Task
Set out every line of the rows below as a numbered list, skipping any blank lines and leaving out the pictures.

▼

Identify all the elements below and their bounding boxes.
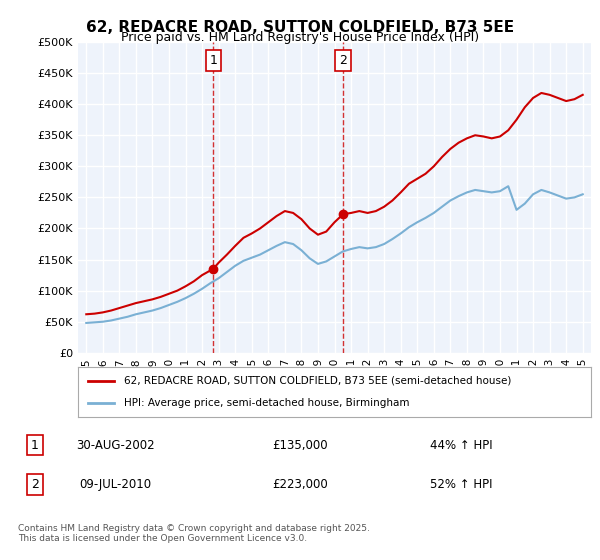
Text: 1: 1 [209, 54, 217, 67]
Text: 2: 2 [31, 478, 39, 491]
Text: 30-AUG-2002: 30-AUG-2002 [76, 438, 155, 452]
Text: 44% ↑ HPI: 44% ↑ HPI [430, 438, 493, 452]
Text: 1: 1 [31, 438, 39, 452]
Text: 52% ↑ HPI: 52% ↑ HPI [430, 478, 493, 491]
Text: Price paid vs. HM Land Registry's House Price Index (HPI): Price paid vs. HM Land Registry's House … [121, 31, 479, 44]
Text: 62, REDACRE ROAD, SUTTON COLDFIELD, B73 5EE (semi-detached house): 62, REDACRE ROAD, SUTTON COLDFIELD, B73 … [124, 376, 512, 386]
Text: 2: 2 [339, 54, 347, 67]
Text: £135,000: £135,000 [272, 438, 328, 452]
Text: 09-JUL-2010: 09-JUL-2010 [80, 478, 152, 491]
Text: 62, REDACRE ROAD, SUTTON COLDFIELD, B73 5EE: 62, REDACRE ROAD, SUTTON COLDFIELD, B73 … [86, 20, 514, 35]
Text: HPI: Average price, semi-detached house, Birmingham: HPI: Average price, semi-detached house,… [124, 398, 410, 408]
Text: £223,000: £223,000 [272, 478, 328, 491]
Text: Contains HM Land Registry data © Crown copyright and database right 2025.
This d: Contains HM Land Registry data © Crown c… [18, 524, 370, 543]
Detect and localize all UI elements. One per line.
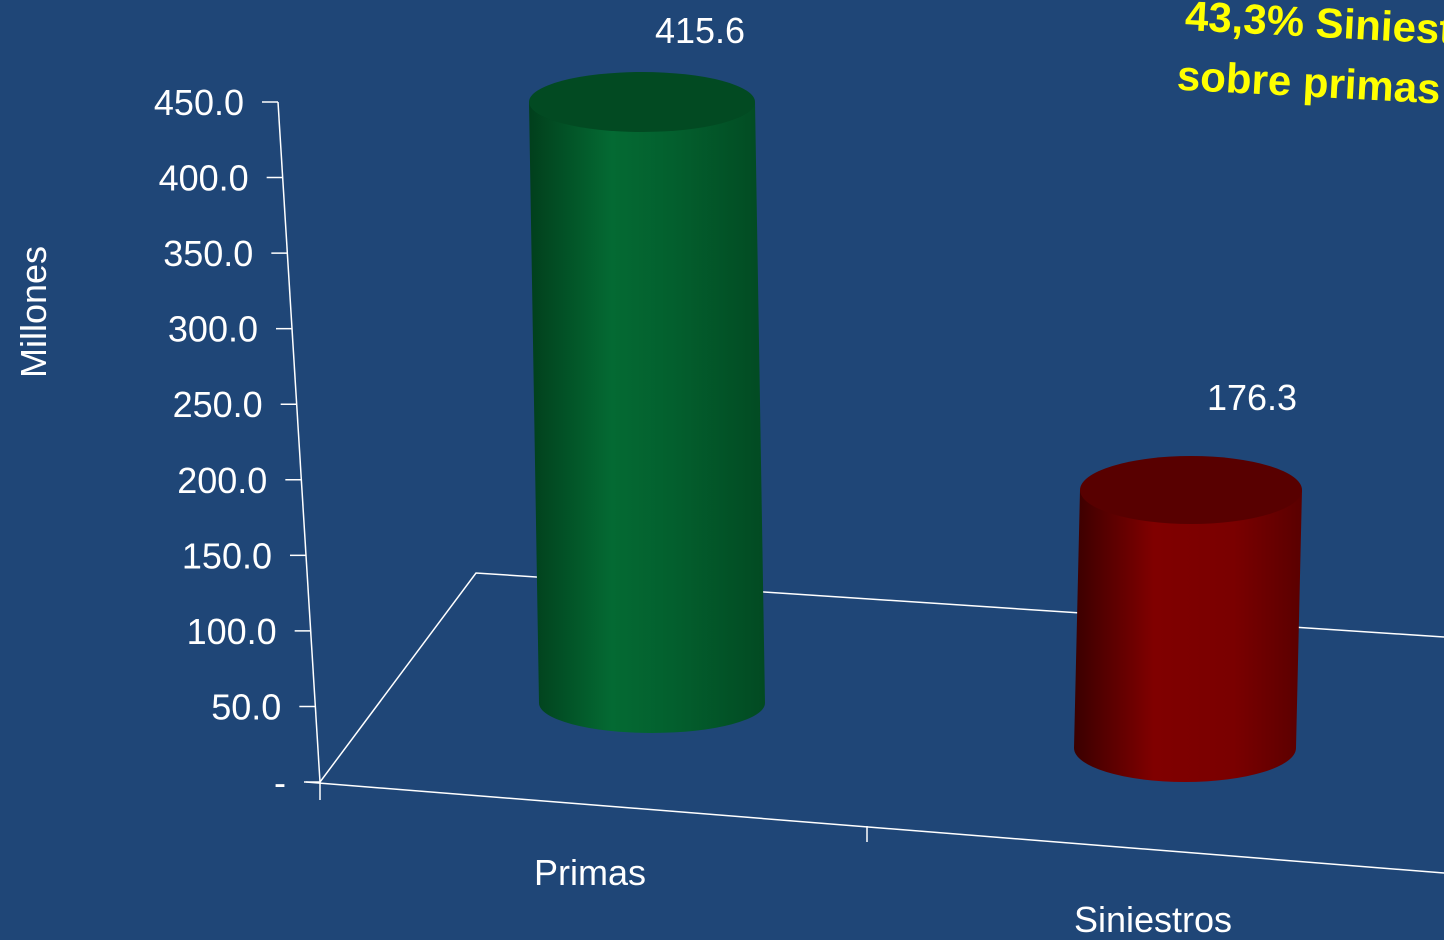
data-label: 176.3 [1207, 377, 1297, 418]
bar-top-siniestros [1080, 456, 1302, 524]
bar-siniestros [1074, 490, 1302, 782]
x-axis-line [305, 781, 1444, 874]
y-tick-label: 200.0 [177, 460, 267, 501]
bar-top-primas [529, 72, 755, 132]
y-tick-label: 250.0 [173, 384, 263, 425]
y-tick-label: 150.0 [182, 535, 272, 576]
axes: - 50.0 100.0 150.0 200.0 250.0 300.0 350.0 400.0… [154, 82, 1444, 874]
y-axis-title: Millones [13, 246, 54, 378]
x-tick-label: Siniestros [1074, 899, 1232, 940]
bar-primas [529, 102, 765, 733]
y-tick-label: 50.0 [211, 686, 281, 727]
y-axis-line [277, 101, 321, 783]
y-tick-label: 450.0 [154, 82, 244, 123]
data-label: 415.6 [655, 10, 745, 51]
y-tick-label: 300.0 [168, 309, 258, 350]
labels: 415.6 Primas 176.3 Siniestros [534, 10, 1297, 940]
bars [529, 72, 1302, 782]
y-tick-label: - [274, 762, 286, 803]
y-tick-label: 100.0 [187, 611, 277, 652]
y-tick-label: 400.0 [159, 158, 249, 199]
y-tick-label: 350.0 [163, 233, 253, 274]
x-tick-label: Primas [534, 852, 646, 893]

▲

Correct response
1. Identify all the elements below and their bounding boxes.
2. Text: 1: 1 [209, 54, 217, 67]
3. Text: 2: 2 [31, 478, 39, 491]
4. Text: 30-AUG-2002: 30-AUG-2002 [76, 438, 155, 452]
5. Text: 44% ↑ HPI: 44% ↑ HPI [430, 438, 493, 452]
6. Text: 1: 1 [31, 438, 39, 452]
7. Text: 52% ↑ HPI: 52% ↑ HPI [430, 478, 493, 491]
8. Text: Price paid vs. HM Land Registry's House Price Index (HPI): Price paid vs. HM Land Registry's House … [121, 31, 479, 44]
9. Text: 62, REDACRE ROAD, SUTTON COLDFIELD, B73 5EE (semi-detached house): 62, REDACRE ROAD, SUTTON COLDFIELD, B73 … [124, 376, 512, 386]
10. Text: 2: 2 [339, 54, 347, 67]
11. Text: £135,000: £135,000 [272, 438, 328, 452]
12. Text: 09-JUL-2010: 09-JUL-2010 [80, 478, 152, 491]
13. Text: 62, REDACRE ROAD, SUTTON COLDFIELD, B73 5EE: 62, REDACRE ROAD, SUTTON COLDFIELD, B73 … [86, 20, 514, 35]
14. Text: HPI: Average price, semi-detached house, Birmingham: HPI: Average price, semi-detached house,… [124, 398, 410, 408]
15. Text: £223,000: £223,000 [272, 478, 328, 491]
16. Text: Contains HM Land Registry data © Crown copyright and database right 2025.
17. This d: Contains HM Land Registry data © Crown c… [18, 524, 370, 543]
18. Detect and localize all UI elements. One per line.
19. data-label: 176.3 [1207, 377, 1297, 418]
20. bar-top-siniestros [1080, 456, 1302, 524]
21. bar-siniestros [1074, 490, 1302, 782]
22. x-axis-line [305, 781, 1444, 874]
23. y-tick-label: 200.0 [177, 460, 267, 501]
24. bar-top-primas [529, 72, 755, 132]
25. y-tick-label: 250.0 [173, 384, 263, 425]
26. y-tick-label: 150.0 [182, 535, 272, 576]
27. axes: - 50.0 100.0 150.0 200.0 250.0 300.0 350.0 400.0… [154, 82, 1444, 874]
28. y-axis-title: Millones [13, 246, 54, 378]
29. x-tick-label: Siniestros [1074, 899, 1232, 940]
30. bar-primas [529, 102, 765, 733]
31. y-tick-label: 50.0 [211, 686, 281, 727]
32. y-axis-line [277, 101, 321, 783]
33. y-tick-label: 450.0 [154, 82, 244, 123]
34. data-label: 415.6 [655, 10, 745, 51]
35. y-tick-label: 300.0 [168, 309, 258, 350]
36. labels: 415.6 Primas 176.3 Siniestros [534, 10, 1297, 940]
37. bars [529, 72, 1302, 782]
38. y-tick-label: - [274, 762, 286, 803]
39. y-tick-label: 100.0 [187, 611, 277, 652]
40. y-tick-label: 400.0 [159, 158, 249, 199]
41. y-tick-label: 350.0 [163, 233, 253, 274]
42. x-tick-label: Primas [534, 852, 646, 893]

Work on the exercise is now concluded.